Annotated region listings
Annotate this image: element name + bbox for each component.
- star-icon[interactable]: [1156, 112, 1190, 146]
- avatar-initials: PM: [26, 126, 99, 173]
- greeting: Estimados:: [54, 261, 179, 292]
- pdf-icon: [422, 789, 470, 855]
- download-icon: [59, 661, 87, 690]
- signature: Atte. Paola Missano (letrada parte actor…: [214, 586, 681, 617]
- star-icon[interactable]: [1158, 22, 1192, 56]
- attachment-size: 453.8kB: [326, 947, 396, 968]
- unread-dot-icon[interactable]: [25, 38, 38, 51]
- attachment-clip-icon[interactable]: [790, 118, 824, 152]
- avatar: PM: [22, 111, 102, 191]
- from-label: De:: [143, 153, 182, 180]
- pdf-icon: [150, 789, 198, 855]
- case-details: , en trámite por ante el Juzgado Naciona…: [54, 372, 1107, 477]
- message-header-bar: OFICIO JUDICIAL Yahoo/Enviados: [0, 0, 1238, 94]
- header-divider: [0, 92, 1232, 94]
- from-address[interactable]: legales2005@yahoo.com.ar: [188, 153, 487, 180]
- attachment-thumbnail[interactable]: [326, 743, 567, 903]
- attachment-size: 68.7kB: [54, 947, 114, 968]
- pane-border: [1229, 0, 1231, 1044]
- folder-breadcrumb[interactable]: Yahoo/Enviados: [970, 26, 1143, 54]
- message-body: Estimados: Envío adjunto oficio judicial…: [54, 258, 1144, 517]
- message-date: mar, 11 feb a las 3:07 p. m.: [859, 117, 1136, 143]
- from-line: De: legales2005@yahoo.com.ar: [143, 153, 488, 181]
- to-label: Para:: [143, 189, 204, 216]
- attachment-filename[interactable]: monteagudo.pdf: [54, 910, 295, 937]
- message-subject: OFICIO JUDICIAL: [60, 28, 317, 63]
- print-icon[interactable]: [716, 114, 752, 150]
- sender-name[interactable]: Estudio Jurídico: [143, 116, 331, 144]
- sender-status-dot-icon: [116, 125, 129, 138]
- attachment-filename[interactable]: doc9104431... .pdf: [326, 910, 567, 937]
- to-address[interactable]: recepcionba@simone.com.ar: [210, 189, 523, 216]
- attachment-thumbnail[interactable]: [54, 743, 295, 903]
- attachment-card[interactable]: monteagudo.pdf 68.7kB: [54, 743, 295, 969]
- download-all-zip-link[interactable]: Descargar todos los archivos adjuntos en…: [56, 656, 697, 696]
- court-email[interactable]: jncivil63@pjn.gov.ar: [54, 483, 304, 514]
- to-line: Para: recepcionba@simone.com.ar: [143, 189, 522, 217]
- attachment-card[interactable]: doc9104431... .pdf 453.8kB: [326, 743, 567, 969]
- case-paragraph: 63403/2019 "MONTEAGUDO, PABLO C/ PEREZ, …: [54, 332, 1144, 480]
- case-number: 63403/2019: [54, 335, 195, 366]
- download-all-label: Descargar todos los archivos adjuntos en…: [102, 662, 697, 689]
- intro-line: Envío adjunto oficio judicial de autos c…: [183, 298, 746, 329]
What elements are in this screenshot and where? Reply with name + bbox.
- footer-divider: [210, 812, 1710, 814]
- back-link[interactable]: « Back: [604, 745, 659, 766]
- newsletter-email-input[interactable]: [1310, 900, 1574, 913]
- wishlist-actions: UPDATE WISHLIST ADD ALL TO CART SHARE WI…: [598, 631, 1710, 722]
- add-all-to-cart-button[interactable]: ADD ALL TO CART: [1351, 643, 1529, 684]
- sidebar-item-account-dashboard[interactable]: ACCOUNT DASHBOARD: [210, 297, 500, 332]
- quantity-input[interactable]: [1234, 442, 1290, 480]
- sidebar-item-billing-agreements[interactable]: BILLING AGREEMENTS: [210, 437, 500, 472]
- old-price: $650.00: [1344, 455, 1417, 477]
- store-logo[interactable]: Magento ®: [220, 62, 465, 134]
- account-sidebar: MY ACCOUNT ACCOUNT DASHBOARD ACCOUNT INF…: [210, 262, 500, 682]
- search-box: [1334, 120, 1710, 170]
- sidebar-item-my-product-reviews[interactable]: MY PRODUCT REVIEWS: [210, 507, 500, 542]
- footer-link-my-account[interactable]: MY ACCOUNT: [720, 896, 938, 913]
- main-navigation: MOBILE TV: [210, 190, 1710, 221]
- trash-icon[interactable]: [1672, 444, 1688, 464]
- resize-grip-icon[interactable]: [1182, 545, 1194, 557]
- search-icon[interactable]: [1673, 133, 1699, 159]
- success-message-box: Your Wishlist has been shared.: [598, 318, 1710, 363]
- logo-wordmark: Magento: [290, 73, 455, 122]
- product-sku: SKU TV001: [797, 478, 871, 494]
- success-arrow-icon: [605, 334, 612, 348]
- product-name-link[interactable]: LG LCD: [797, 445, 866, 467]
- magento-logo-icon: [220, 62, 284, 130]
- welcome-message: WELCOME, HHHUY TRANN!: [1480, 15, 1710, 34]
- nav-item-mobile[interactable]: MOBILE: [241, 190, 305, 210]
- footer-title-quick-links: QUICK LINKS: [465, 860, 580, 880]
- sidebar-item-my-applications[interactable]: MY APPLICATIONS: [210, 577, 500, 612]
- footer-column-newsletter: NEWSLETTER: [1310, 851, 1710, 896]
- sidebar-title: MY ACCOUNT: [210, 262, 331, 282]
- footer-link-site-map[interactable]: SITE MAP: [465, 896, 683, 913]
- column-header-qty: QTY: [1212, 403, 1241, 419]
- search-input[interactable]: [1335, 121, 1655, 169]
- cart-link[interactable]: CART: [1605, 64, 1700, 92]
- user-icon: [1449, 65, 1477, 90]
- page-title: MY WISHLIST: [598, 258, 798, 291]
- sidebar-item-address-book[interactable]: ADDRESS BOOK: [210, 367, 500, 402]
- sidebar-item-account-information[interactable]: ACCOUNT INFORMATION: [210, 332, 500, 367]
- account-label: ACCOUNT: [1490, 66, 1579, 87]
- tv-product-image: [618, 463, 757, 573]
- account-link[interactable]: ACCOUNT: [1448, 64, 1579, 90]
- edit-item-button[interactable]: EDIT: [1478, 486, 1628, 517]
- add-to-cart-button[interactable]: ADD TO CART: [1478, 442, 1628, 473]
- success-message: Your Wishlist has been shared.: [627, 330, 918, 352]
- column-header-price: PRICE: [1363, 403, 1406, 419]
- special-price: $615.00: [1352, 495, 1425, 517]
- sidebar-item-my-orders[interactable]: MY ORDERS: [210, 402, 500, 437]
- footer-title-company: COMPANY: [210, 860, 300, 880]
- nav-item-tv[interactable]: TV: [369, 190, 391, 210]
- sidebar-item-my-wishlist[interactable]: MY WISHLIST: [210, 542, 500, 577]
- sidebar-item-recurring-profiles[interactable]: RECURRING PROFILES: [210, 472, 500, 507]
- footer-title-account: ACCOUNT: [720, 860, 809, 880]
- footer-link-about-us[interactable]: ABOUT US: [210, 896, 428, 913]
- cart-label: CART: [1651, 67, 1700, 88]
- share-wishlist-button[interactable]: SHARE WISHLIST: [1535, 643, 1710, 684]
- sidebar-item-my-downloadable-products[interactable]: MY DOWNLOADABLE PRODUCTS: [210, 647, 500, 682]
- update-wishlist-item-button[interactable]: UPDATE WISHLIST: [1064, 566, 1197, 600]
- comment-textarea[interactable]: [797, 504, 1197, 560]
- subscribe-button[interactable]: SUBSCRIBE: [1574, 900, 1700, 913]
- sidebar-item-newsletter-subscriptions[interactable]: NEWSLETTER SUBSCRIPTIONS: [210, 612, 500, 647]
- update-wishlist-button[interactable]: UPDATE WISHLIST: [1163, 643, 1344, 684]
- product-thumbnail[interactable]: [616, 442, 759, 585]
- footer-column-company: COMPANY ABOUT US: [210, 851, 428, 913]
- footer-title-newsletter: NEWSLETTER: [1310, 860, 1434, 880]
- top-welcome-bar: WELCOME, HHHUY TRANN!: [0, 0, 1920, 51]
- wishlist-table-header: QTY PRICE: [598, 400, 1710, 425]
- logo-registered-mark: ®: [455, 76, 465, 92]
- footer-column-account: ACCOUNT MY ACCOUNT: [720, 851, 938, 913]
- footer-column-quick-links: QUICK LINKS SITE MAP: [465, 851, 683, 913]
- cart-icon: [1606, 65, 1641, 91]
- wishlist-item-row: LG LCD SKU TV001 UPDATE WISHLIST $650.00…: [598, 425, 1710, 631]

**The task**
Please give the entries again, starting at the beginning and ending at the line containing "- attachment-card[interactable]: monteagudo.pdf", and swap every "star-icon" for "favorite-icon". Change nothing else.

**Correct response**
Annotate this image: element name + bbox for each component.
- favorite-icon[interactable]: [1156, 112, 1190, 146]
- avatar-initials: PM: [26, 126, 99, 173]
- greeting: Estimados:: [54, 261, 179, 292]
- pdf-icon: [422, 789, 470, 855]
- download-icon: [59, 661, 87, 690]
- signature: Atte. Paola Missano (letrada parte actor…: [214, 586, 681, 617]
- favorite-icon[interactable]: [1158, 22, 1192, 56]
- attachment-size: 453.8kB: [326, 947, 396, 968]
- unread-dot-icon[interactable]: [25, 38, 38, 51]
- attachment-clip-icon[interactable]: [790, 118, 824, 152]
- avatar: PM: [22, 111, 102, 191]
- from-label: De:: [143, 153, 182, 180]
- pdf-icon: [150, 789, 198, 855]
- case-details: , en trámite por ante el Juzgado Naciona…: [54, 372, 1107, 477]
- message-header-bar: OFICIO JUDICIAL Yahoo/Enviados: [0, 0, 1238, 94]
- header-divider: [0, 92, 1232, 94]
- from-address[interactable]: legales2005@yahoo.com.ar: [188, 153, 487, 180]
- attachment-thumbnail[interactable]: [326, 743, 567, 903]
- attachment-size: 68.7kB: [54, 947, 114, 968]
- pane-border: [1229, 0, 1231, 1044]
- folder-breadcrumb[interactable]: Yahoo/Enviados: [970, 26, 1143, 54]
- message-body: Estimados: Envío adjunto oficio judicial…: [54, 258, 1144, 517]
- message-date: mar, 11 feb a las 3:07 p. m.: [859, 117, 1136, 143]
- from-line: De: legales2005@yahoo.com.ar: [143, 153, 488, 181]
- to-label: Para:: [143, 189, 204, 216]
- attachment-filename[interactable]: monteagudo.pdf: [54, 910, 295, 937]
- message-subject: OFICIO JUDICIAL: [60, 28, 317, 63]
- print-icon[interactable]: [716, 114, 752, 150]
- sender-name[interactable]: Estudio Jurídico: [143, 116, 331, 144]
- sender-status-dot-icon: [116, 125, 129, 138]
- attachment-filename[interactable]: doc9104431... .pdf: [326, 910, 567, 937]
- to-address[interactable]: recepcionba@simone.com.ar: [210, 189, 523, 216]
- attachment-thumbnail[interactable]: [54, 743, 295, 903]
- attachment-card[interactable]: monteagudo.pdf 68.7kB: [54, 743, 295, 969]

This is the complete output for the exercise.